#### [EXERCISE GOAL]
Gather every line below where "xlabel" appears.

Rows from a figure dataset:
_____

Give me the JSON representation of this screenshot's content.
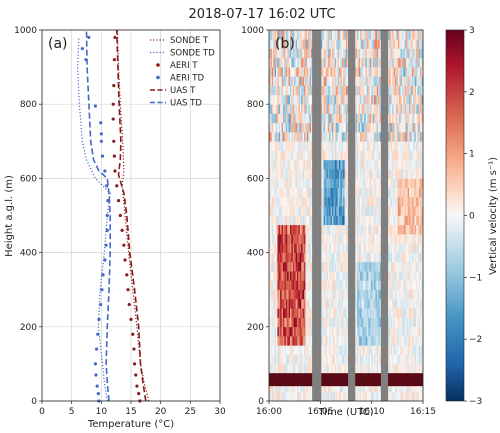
{
  "figure_title": "2018-07-17 16:02 UTC",
  "chart_data": [
    {
      "panel": "(a)",
      "type": "line",
      "xlabel": "Temperature (°C)",
      "ylabel": "Height a.g.l. (m)",
      "xlim": [
        0,
        30
      ],
      "ylim": [
        0,
        1000
      ],
      "xticks": [
        0,
        5,
        10,
        15,
        20,
        25,
        30
      ],
      "yticks": [
        0,
        200,
        400,
        600,
        800,
        1000
      ],
      "grid": true,
      "legend_position": "top-right",
      "series": [
        {
          "name": "SONDE T",
          "style": "dotted",
          "color": "#8b1a1a",
          "points": [
            [
              18.0,
              0
            ],
            [
              17.2,
              50
            ],
            [
              16.6,
              100
            ],
            [
              16.0,
              200
            ],
            [
              15.3,
              300
            ],
            [
              14.6,
              400
            ],
            [
              14.0,
              500
            ],
            [
              13.5,
              580
            ],
            [
              13.8,
              620
            ],
            [
              13.6,
              700
            ],
            [
              13.2,
              800
            ],
            [
              12.9,
              900
            ],
            [
              12.7,
              1000
            ]
          ]
        },
        {
          "name": "SONDE TD",
          "style": "dotted",
          "color": "#4169c9",
          "points": [
            [
              11.0,
              0
            ],
            [
              10.5,
              50
            ],
            [
              10.2,
              100
            ],
            [
              9.5,
              200
            ],
            [
              9.8,
              300
            ],
            [
              10.5,
              400
            ],
            [
              11.0,
              500
            ],
            [
              11.5,
              560
            ],
            [
              9.0,
              600
            ],
            [
              7.5,
              650
            ],
            [
              6.8,
              700
            ],
            [
              6.3,
              800
            ],
            [
              6.0,
              900
            ],
            [
              6.2,
              980
            ]
          ]
        },
        {
          "name": "AERI T",
          "style": "markers",
          "color": "#8b1a1a",
          "points": [
            [
              16.5,
              0
            ],
            [
              16.3,
              20
            ],
            [
              16.0,
              40
            ],
            [
              15.8,
              70
            ],
            [
              15.6,
              100
            ],
            [
              15.5,
              140
            ],
            [
              15.3,
              180
            ],
            [
              15.0,
              220
            ],
            [
              14.7,
              260
            ],
            [
              14.5,
              300
            ],
            [
              14.3,
              340
            ],
            [
              14.0,
              380
            ],
            [
              13.8,
              420
            ],
            [
              13.5,
              460
            ],
            [
              13.2,
              500
            ],
            [
              12.9,
              540
            ],
            [
              12.6,
              580
            ],
            [
              12.3,
              620
            ],
            [
              12.2,
              660
            ],
            [
              12.1,
              700
            ],
            [
              12.0,
              760
            ],
            [
              12.0,
              800
            ],
            [
              12.1,
              850
            ],
            [
              12.2,
              920
            ],
            [
              12.3,
              980
            ]
          ]
        },
        {
          "name": "AERI TD",
          "style": "markers",
          "color": "#4169c9",
          "points": [
            [
              9.6,
              0
            ],
            [
              9.5,
              20
            ],
            [
              9.3,
              40
            ],
            [
              9.1,
              70
            ],
            [
              9.0,
              100
            ],
            [
              9.2,
              140
            ],
            [
              9.4,
              180
            ],
            [
              9.6,
              220
            ],
            [
              9.9,
              260
            ],
            [
              10.1,
              300
            ],
            [
              10.3,
              340
            ],
            [
              10.6,
              380
            ],
            [
              10.8,
              420
            ],
            [
              11.0,
              460
            ],
            [
              11.0,
              500
            ],
            [
              11.1,
              540
            ],
            [
              10.9,
              580
            ],
            [
              10.6,
              620
            ],
            [
              10.2,
              660
            ],
            [
              10.0,
              700
            ],
            [
              10.0,
              720
            ],
            [
              9.9,
              750
            ],
            [
              9.0,
              795
            ],
            [
              7.4,
              920
            ],
            [
              6.8,
              950
            ],
            [
              7.9,
              980
            ]
          ]
        },
        {
          "name": "UAS T",
          "style": "dashed",
          "color": "#8b1a1a",
          "points": [
            [
              17.5,
              0
            ],
            [
              17.0,
              50
            ],
            [
              16.6,
              100
            ],
            [
              16.3,
              200
            ],
            [
              15.6,
              300
            ],
            [
              14.8,
              400
            ],
            [
              14.3,
              500
            ],
            [
              13.8,
              560
            ],
            [
              12.9,
              610
            ],
            [
              13.2,
              650
            ],
            [
              13.3,
              700
            ],
            [
              13.0,
              800
            ],
            [
              12.8,
              900
            ],
            [
              12.6,
              1000
            ]
          ]
        },
        {
          "name": "UAS TD",
          "style": "dashed",
          "color": "#4169c9",
          "points": [
            [
              11.3,
              0
            ],
            [
              11.0,
              50
            ],
            [
              10.8,
              100
            ],
            [
              11.0,
              200
            ],
            [
              11.3,
              300
            ],
            [
              11.5,
              400
            ],
            [
              11.5,
              500
            ],
            [
              11.3,
              560
            ],
            [
              11.0,
              600
            ],
            [
              9.6,
              620
            ],
            [
              8.7,
              650
            ],
            [
              8.2,
              700
            ],
            [
              7.9,
              800
            ],
            [
              7.6,
              900
            ],
            [
              7.5,
              1000
            ]
          ]
        }
      ]
    },
    {
      "panel": "(b)",
      "type": "heatmap",
      "xlabel": "Time (UTC)",
      "ylabel": "",
      "xlim": [
        "16:00",
        "16:15"
      ],
      "ylim": [
        0,
        1000
      ],
      "xticks": [
        "16:00",
        "16:05",
        "16:10",
        "16:15"
      ],
      "yticks": [
        0,
        200,
        400,
        600,
        800,
        1000
      ],
      "colorbar": {
        "label": "Vertical velocity (m s⁻¹)",
        "range": [
          -3,
          3
        ],
        "ticks": [
          -3,
          -2,
          -1,
          0,
          1,
          2,
          3
        ],
        "colormap": "RdBu_r"
      },
      "missing_data_minutes": [
        [
          4.2,
          5.1
        ],
        [
          7.7,
          8.4
        ],
        [
          10.9,
          11.6
        ]
      ],
      "near_surface_band_m": [
        40,
        75
      ],
      "features": [
        {
          "start_min": 0.8,
          "end_min": 3.6,
          "height_m": [
            150,
            480
          ],
          "value": 2.2
        },
        {
          "start_min": 5.3,
          "end_min": 7.3,
          "height_m": [
            470,
            660
          ],
          "value": -1.8
        },
        {
          "start_min": 8.6,
          "end_min": 11.0,
          "height_m": [
            150,
            380
          ],
          "value": -0.9
        },
        {
          "start_min": 12.5,
          "end_min": 15.0,
          "height_m": [
            450,
            600
          ],
          "value": 0.8
        }
      ]
    }
  ]
}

_____

#### [TASK SOLUTION]
      "xlabel": "Temperature (°C)",
      "xlabel": "Time (UTC)",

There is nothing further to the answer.